> _Task to complete_:
Take the entries that follow and return only the lines from the one with "Type out the text in this image." through the final line, leaving every picture behind.

> _Dataset records_:
┌──
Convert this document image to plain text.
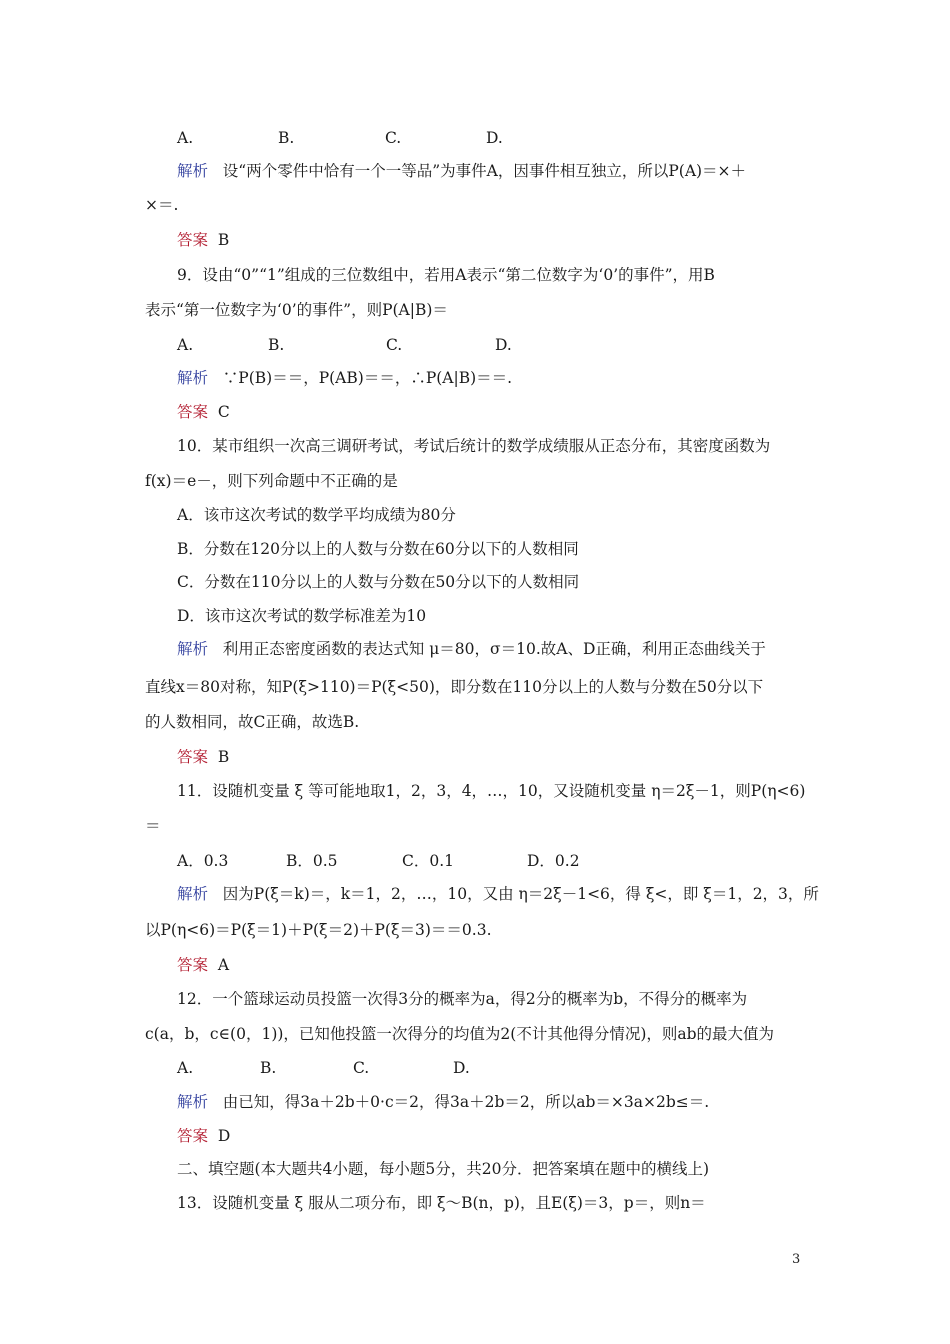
A.	B.	C.	D.
解析 设“两个零件中恰有一个一等品”为事件A，因事件相互独立，所以P(A)＝×＋
×＝.
答案 B
9．设由“0”“1”组成的三位数组中，若用A表示“第二位数字为‘0’的事件”，用B
表示“第一位数字为‘0’的事件”，则P(A|B)＝
A.	B.	C.	D.
解析 ∵P(B)＝＝，P(AB)＝＝，∴P(A|B)＝＝.
答案 C
10．某市组织一次高三调研考试，考试后统计的数学成绩服从正态分布，其密度函数为
f(x)＝e－，则下列命题中不正确的是
A．该市这次考试的数学平均成绩为80分
B．分数在120分以上的人数与分数在60分以下的人数相同
C．分数在110分以上的人数与分数在50分以下的人数相同
D．该市这次考试的数学标准差为10
解析 利用正态密度函数的表达式知 μ＝80，σ＝10.故A、D正确，利用正态曲线关于
直线x＝80对称，知P(ξ>110)＝P(ξ<50)，即分数在110分以上的人数与分数在50分以下
的人数相同，故C正确，故选B.
答案 B
11．设随机变量 ξ 等可能地取1，2，3，4，…，10，又设随机变量 η＝2ξ－1，则P(η<6)
＝
A．0.3	B．0.5	C．0.1	D．0.2
解析 因为P(ξ＝k)＝，k＝1，2，…，10，又由 η＝2ξ－1<6，得 ξ<，即 ξ＝1，2，3，所
以P(η<6)＝P(ξ＝1)＋P(ξ＝2)＋P(ξ＝3)＝＝0.3.
答案 A
12．一个篮球运动员投篮一次得3分的概率为a，得2分的概率为b，不得分的概率为
c(a，b，c∈(0，1))，已知他投篮一次得分的均值为2(不计其他得分情况)，则ab的最大值为
A.	B.	C.	D.
解析 由已知，得3a＋2b＋0·c＝2，得3a＋2b＝2，所以ab＝×3a×2b≤＝.
答案 D
二、填空题(本大题共4小题，每小题5分，共20分．把答案填在题中的横线上)
13．设随机变量 ξ 服从二项分布，即 ξ～B(n，p)，且E(ξ)＝3，p＝，则n＝
3
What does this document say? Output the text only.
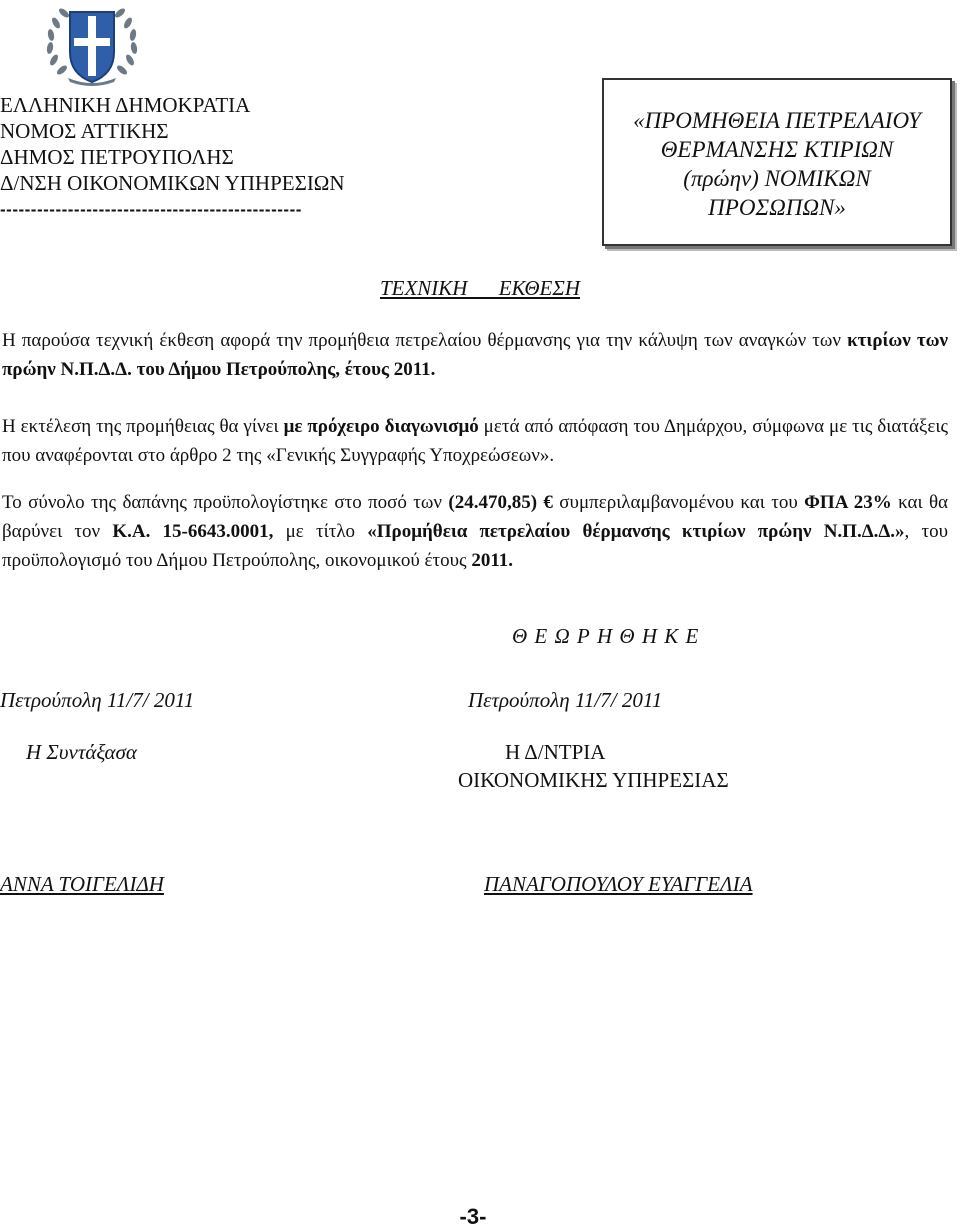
ΕΛΛΗΝΙΚΗ ΔΗΜΟΚΡΑΤΙΑ
ΝΟΜΟΣ ΑΤΤΙΚΗΣ
ΔΗΜΟΣ ΠΕΤΡΟΥΠΟΛΗΣ
Δ/ΝΣΗ ΟΙΚΟΝΟΜΙΚΩΝ ΥΠΗΡΕΣΙΩΝ
-------------------------------------------------
«ΠΡΟΜΗΘΕΙΑ ΠΕΤΡΕΛΑΙΟΥ
ΘΕΡΜΑΝΣΗΣ ΚΤΙΡΙΩΝ
(πρώην) ΝΟΜΙΚΩΝ
ΠΡΟΣΩΠΩΝ»
ΤΕΧΝΙΚΗ ΕΚΘΕΣΗ

Η παρούσα τεχνική έκθεση αφορά την προμήθεια πετρελαίου θέρμανσης για την κάλυψη των αναγκών των κτιρίων των πρώην Ν.Π.Δ.Δ. του Δήμου Πετρούπολης, έτους 2011.

Η εκτέλεση της προμήθειας θα γίνει με πρόχειρο διαγωνισμό μετά από απόφαση του Δημάρχου, σύμφωνα με τις διατάξεις που αναφέρονται στο άρθρο 2 της «Γενικής Συγγραφής Υποχρεώσεων».

Το σύνολο της δαπάνης προϋπολογίστηκε στο ποσό των (24.470,85) € συμπεριλαμβανομένου και του ΦΠΑ 23% και θα βαρύνει τον Κ.Α. 15-6643.0001, με τίτλο «Προμήθεια πετρελαίου θέρμανσης κτιρίων πρώην Ν.Π.Δ.Δ.», του προϋπολογισμό του Δήμου Πετρούπολης, οικονομικού έτους 2011.

Θ Ε Ω Ρ Η Θ Η Κ Ε
Πετρούπολη 11/7/ 2011	Πετρούπολη 11/7/ 2011
Η Συντάξασα	Η Δ/ΝΤΡΙΑ
ΟΙΚΟΝΟΜΙΚΗΣ ΥΠΗΡΕΣΙΑΣ
ΑΝΝΑ ΤΟΙΓΕΛΙΔΗ	ΠΑΝΑΓΟΠΟΥΛΟΥ ΕΥΑΓΓΕΛΙΑ
-3-
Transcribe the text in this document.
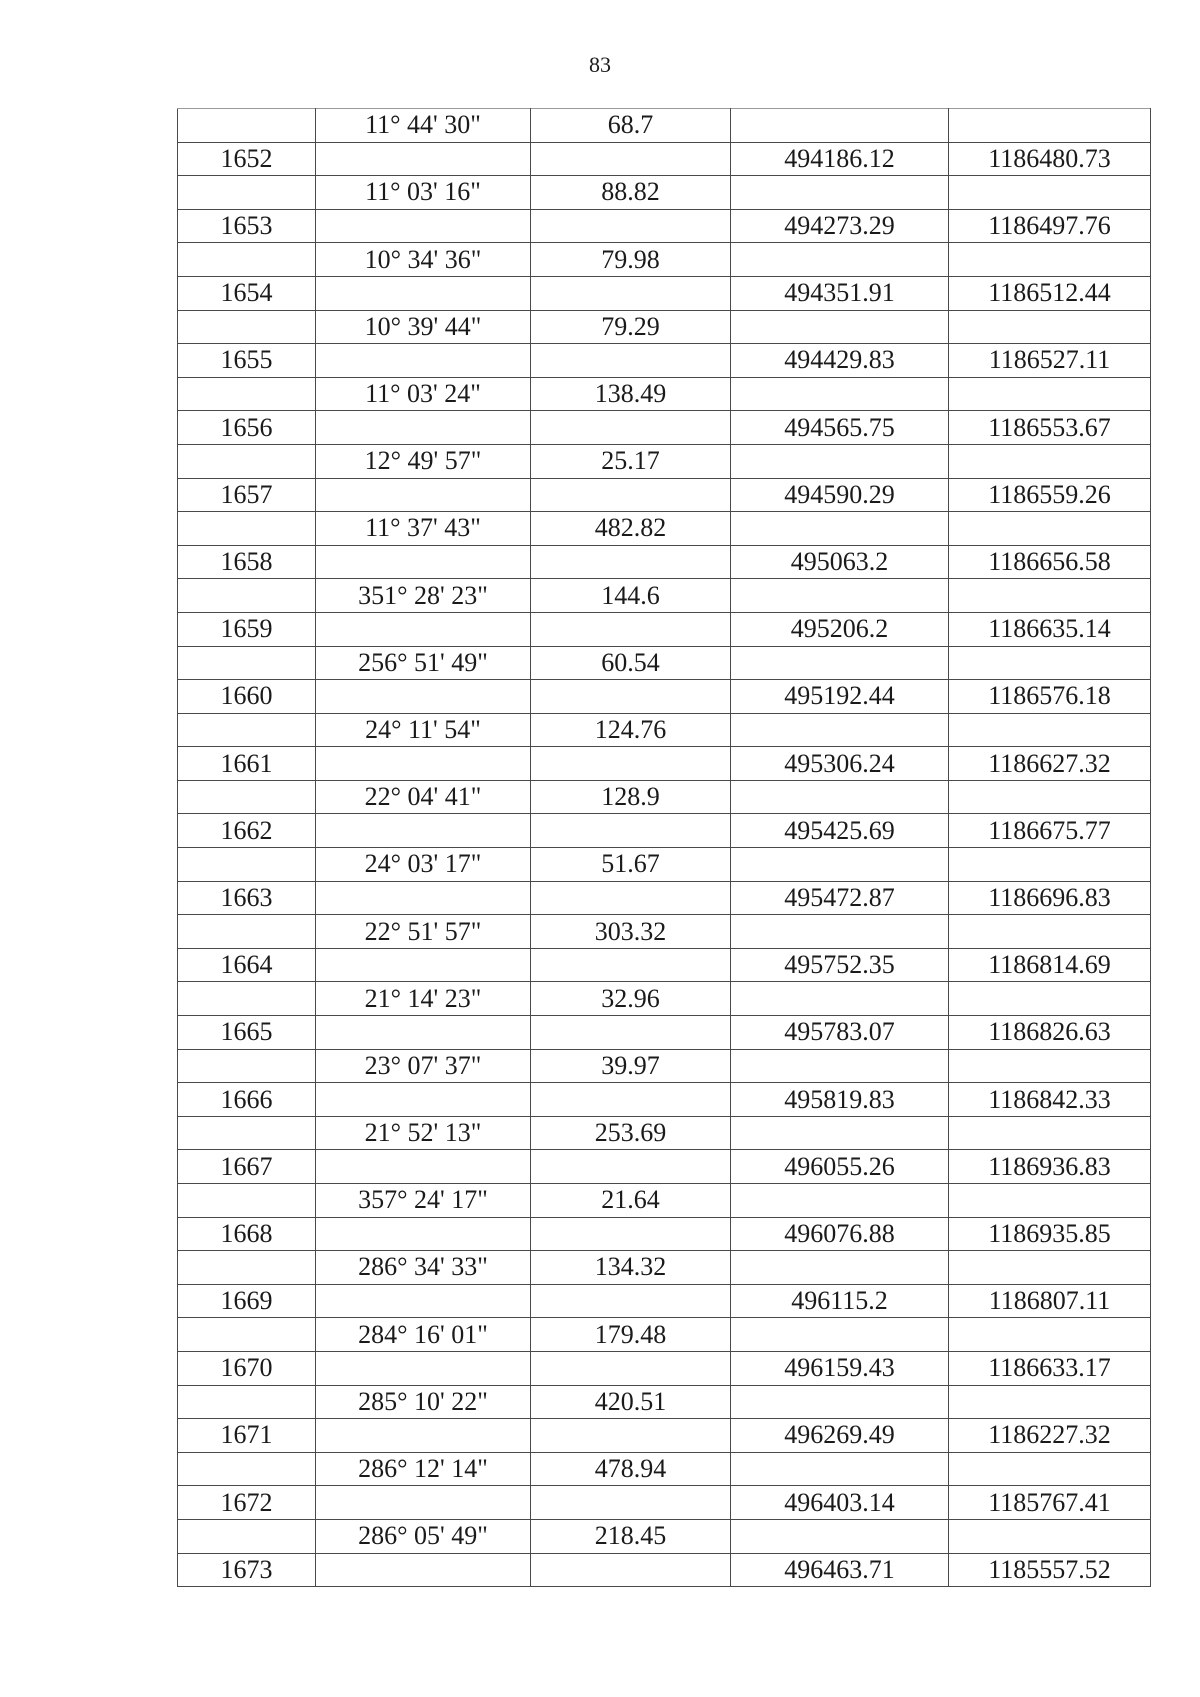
83
	11° 44' 30"	68.7		
1652			494186.12	1186480.73
	11° 03' 16"	88.82		
1653			494273.29	1186497.76
	10° 34' 36"	79.98		
1654			494351.91	1186512.44
	10° 39' 44"	79.29		
1655			494429.83	1186527.11
	11° 03' 24"	138.49		
1656			494565.75	1186553.67
	12° 49' 57"	25.17		
1657			494590.29	1186559.26
	11° 37' 43"	482.82		
1658			495063.2	1186656.58
	351° 28' 23"	144.6		
1659			495206.2	1186635.14
	256° 51' 49"	60.54		
1660			495192.44	1186576.18
	24° 11' 54"	124.76		
1661			495306.24	1186627.32
	22° 04' 41"	128.9		
1662			495425.69	1186675.77
	24° 03' 17"	51.67		
1663			495472.87	1186696.83
	22° 51' 57"	303.32		
1664			495752.35	1186814.69
	21° 14' 23"	32.96		
1665			495783.07	1186826.63
	23° 07' 37"	39.97		
1666			495819.83	1186842.33
	21° 52' 13"	253.69		
1667			496055.26	1186936.83
	357° 24' 17"	21.64		
1668			496076.88	1186935.85
	286° 34' 33"	134.32		
1669			496115.2	1186807.11
	284° 16' 01"	179.48		
1670			496159.43	1186633.17
	285° 10' 22"	420.51		
1671			496269.49	1186227.32
	286° 12' 14"	478.94		
1672			496403.14	1185767.41
	286° 05' 49"	218.45		
1673			496463.71	1185557.52
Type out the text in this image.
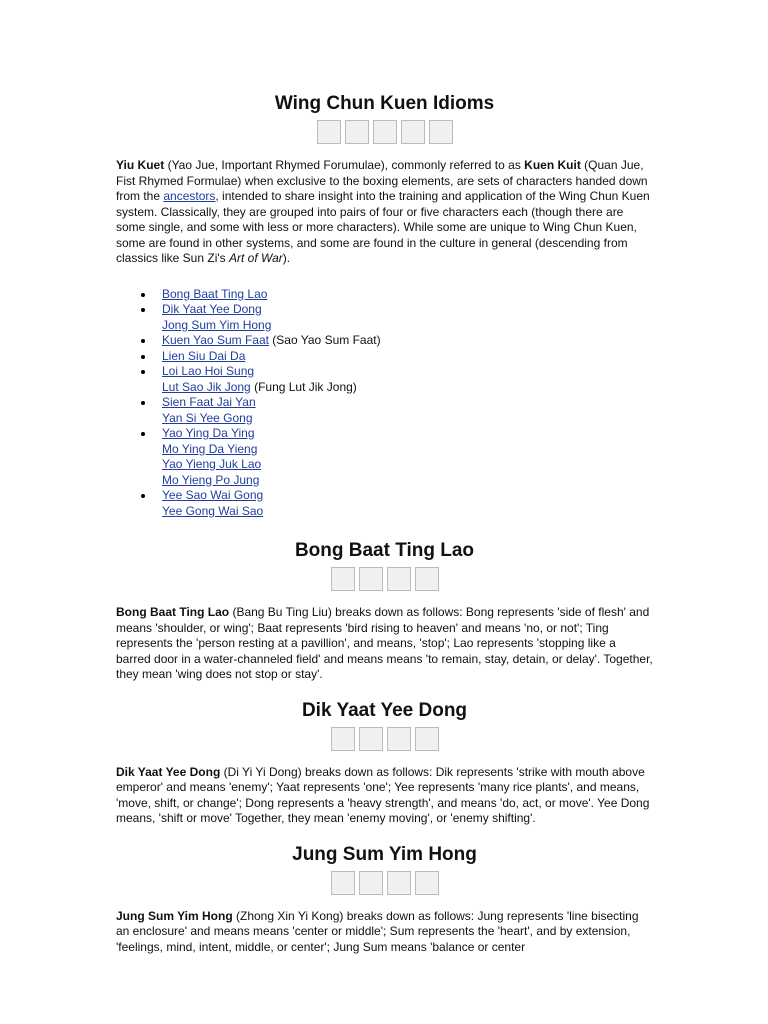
Wing Chun Kuen Idioms

Yiu Kuet (Yao Jue, Important Rhymed Forumulae), commonly referred to as Kuen Kuit (Quan Jue, Fist Rhymed Formulae) when exclusive to the boxing elements, are sets of characters handed down from the ancestors, intended to share insight into the training and application of the Wing Chun Kuen system. Classically, they are grouped into pairs of four or five characters each (though there are some single, and some with less or more characters). While some are unique to Wing Chun Kuen, some are found in other systems, and some are found in the culture in general (descending from classics like Sun Zi's Art of War).

Bong Baat Ting Lao
Dik Yaat Yee Dong
Jong Sum Yim Hong
Kuen Yao Sum Faat (Sao Yao Sum Faat)
Lien Siu Dai Da
Loi Lao Hoi Sung
Lut Sao Jik Jong (Fung Lut Jik Jong)
Sien Faat Jai Yan
Yan Si Yee Gong
Yao Ying Da Ying
Mo Ying Da Yieng
Yao Yieng Juk Lao
Mo Yieng Po Jung
Yee Sao Wai Gong
Yee Gong Wai Sao
Bong Baat Ting Lao

Bong Baat Ting Lao (Bang Bu Ting Liu) breaks down as follows: Bong represents 'side of flesh' and means 'shoulder, or wing'; Baat represents 'bird rising to heaven' and means 'no, or not'; Ting represents the 'person resting at a pavillion', and means, 'stop'; Lao represents 'stopping like a barred door in a water-channeled field' and means means 'to remain, stay, detain, or delay'. Together, they mean 'wing does not stop or stay'.

Dik Yaat Yee Dong

Dik Yaat Yee Dong (Di Yi Yi Dong) breaks down as follows: Dik represents 'strike with mouth above emperor' and means 'enemy'; Yaat represents 'one'; Yee represents 'many rice plants', and means, 'move, shift, or change'; Dong represents a 'heavy strength', and means 'do, act, or move'. Yee Dong means, 'shift or move' Together, they mean 'enemy moving', or 'enemy shifting'.

Jung Sum Yim Hong

Jung Sum Yim Hong (Zhong Xin Yi Kong) breaks down as follows: Jung represents 'line bisecting an enclosure' and means means 'center or middle'; Sum represents the 'heart', and by extension, 'feelings, mind, intent, middle, or center'; Jung Sum means 'balance or center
└──
> _Task response_:
Type out the text in this image.
Wing Chun Kuen Idioms

Yiu Kuet (Yao Jue, Important Rhymed Forumulae), commonly referred to as Kuen Kuit (Quan Jue, Fist Rhymed Formulae) when exclusive to the boxing elements, are sets of characters handed down from the ancestors, intended to share insight into the training and application of the Wing Chun Kuen system. Classically, they are grouped into pairs of four or five characters each (though there are some single, and some with less or more characters). While some are unique to Wing Chun Kuen, some are found in other systems, and some are found in the culture in general (descending from classics like Sun Zi's Art of War).

Bong Baat Ting Lao
Dik Yaat Yee Dong
Jong Sum Yim Hong
Kuen Yao Sum Faat (Sao Yao Sum Faat)
Lien Siu Dai Da
Loi Lao Hoi Sung
Lut Sao Jik Jong (Fung Lut Jik Jong)
Sien Faat Jai Yan
Yan Si Yee Gong
Yao Ying Da Ying
Mo Ying Da Yieng
Yao Yieng Juk Lao
Mo Yieng Po Jung
Yee Sao Wai Gong
Yee Gong Wai Sao
Bong Baat Ting Lao

Bong Baat Ting Lao (Bang Bu Ting Liu) breaks down as follows: Bong represents 'side of flesh' and means 'shoulder, or wing'; Baat represents 'bird rising to heaven' and means 'no, or not'; Ting represents the 'person resting at a pavillion', and means, 'stop'; Lao represents 'stopping like a barred door in a water-channeled field' and means means 'to remain, stay, detain, or delay'. Together, they mean 'wing does not stop or stay'.

Dik Yaat Yee Dong

Dik Yaat Yee Dong (Di Yi Yi Dong) breaks down as follows: Dik represents 'strike with mouth above emperor' and means 'enemy'; Yaat represents 'one'; Yee represents 'many rice plants', and means, 'move, shift, or change'; Dong represents a 'heavy strength', and means 'do, act, or move'. Yee Dong means, 'shift or move' Together, they mean 'enemy moving', or 'enemy shifting'.

Jung Sum Yim Hong

Jung Sum Yim Hong (Zhong Xin Yi Kong) breaks down as follows: Jung represents 'line bisecting an enclosure' and means means 'center or middle'; Sum represents the 'heart', and by extension, 'feelings, mind, intent, middle, or center'; Jung Sum means 'balance or center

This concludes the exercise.